**To be done:** Repeat the whole listing below, word for word.
--- START ---
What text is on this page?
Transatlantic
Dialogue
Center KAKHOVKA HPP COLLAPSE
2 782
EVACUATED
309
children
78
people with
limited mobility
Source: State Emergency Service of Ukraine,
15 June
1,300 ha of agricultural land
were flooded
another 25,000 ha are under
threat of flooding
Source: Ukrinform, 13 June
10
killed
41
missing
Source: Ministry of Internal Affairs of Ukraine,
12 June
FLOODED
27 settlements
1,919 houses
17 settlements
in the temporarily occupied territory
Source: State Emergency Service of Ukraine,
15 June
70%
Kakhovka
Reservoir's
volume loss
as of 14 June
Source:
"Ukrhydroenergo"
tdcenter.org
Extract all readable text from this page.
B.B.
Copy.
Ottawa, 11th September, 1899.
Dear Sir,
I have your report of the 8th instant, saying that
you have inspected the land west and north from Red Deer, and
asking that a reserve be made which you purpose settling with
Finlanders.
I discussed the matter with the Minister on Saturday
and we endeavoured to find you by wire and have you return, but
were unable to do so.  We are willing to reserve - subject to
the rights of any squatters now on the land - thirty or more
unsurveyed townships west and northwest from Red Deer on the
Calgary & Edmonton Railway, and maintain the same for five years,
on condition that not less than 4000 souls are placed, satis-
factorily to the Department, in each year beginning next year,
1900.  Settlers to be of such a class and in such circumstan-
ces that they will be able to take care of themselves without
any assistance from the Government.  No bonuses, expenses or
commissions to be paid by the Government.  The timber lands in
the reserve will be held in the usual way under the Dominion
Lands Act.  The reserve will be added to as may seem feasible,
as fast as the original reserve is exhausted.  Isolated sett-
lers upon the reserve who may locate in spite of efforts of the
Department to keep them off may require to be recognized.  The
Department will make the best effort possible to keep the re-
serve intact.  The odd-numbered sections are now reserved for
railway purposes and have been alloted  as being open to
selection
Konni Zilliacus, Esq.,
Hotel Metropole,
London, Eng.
--- END ---
**Correct response:**
What text is on this page?
Transatlantic
Dialogue
Center KAKHOVKA HPP COLLAPSE
2 782
EVACUATED
309
children
78
people with
limited mobility
Source: State Emergency Service of Ukraine,
15 June
1,300 ha of agricultural land
were flooded
another 25,000 ha are under
threat of flooding
Source: Ukrinform, 13 June
10
killed
41
missing
Source: Ministry of Internal Affairs of Ukraine,
12 June
FLOODED
27 settlements
1,919 houses
17 settlements
in the temporarily occupied territory
Source: State Emergency Service of Ukraine,
15 June
70%
Kakhovka
Reservoir's
volume loss
as of 14 June
Source:
"Ukrhydroenergo"
tdcenter.org
Extract all readable text from this page.
B.B.
Copy.
Ottawa, 11th September, 1899.
Dear Sir,
I have your report of the 8th instant, saying that
you have inspected the land west and north from Red Deer, and
asking that a reserve be made which you purpose settling with
Finlanders.
I discussed the matter with the Minister on Saturday
and we endeavoured to find you by wire and have you return, but
were unable to do so.  We are willing to reserve - subject to
the rights of any squatters now on the land - thirty or more
unsurveyed townships west and northwest from Red Deer on the
Calgary & Edmonton Railway, and maintain the same for five years,
on condition that not less than 4000 souls are placed, satis-
factorily to the Department, in each year beginning next year,
1900.  Settlers to be of such a class and in such circumstan-
ces that they will be able to take care of themselves without
any assistance from the Government.  No bonuses, expenses or
commissions to be paid by the Government.  The timber lands in
the reserve will be held in the usual way under the Dominion
Lands Act.  The reserve will be added to as may seem feasible,
as fast as the original reserve is exhausted.  Isolated sett-
lers upon the reserve who may locate in spite of efforts of the
Department to keep them off may require to be recognized.  The
Department will make the best effort possible to keep the re-
serve intact.  The odd-numbered sections are now reserved for
railway purposes and have been alloted  as being open to
selection
Konni Zilliacus, Esq.,
Hotel Metropole,
London, Eng.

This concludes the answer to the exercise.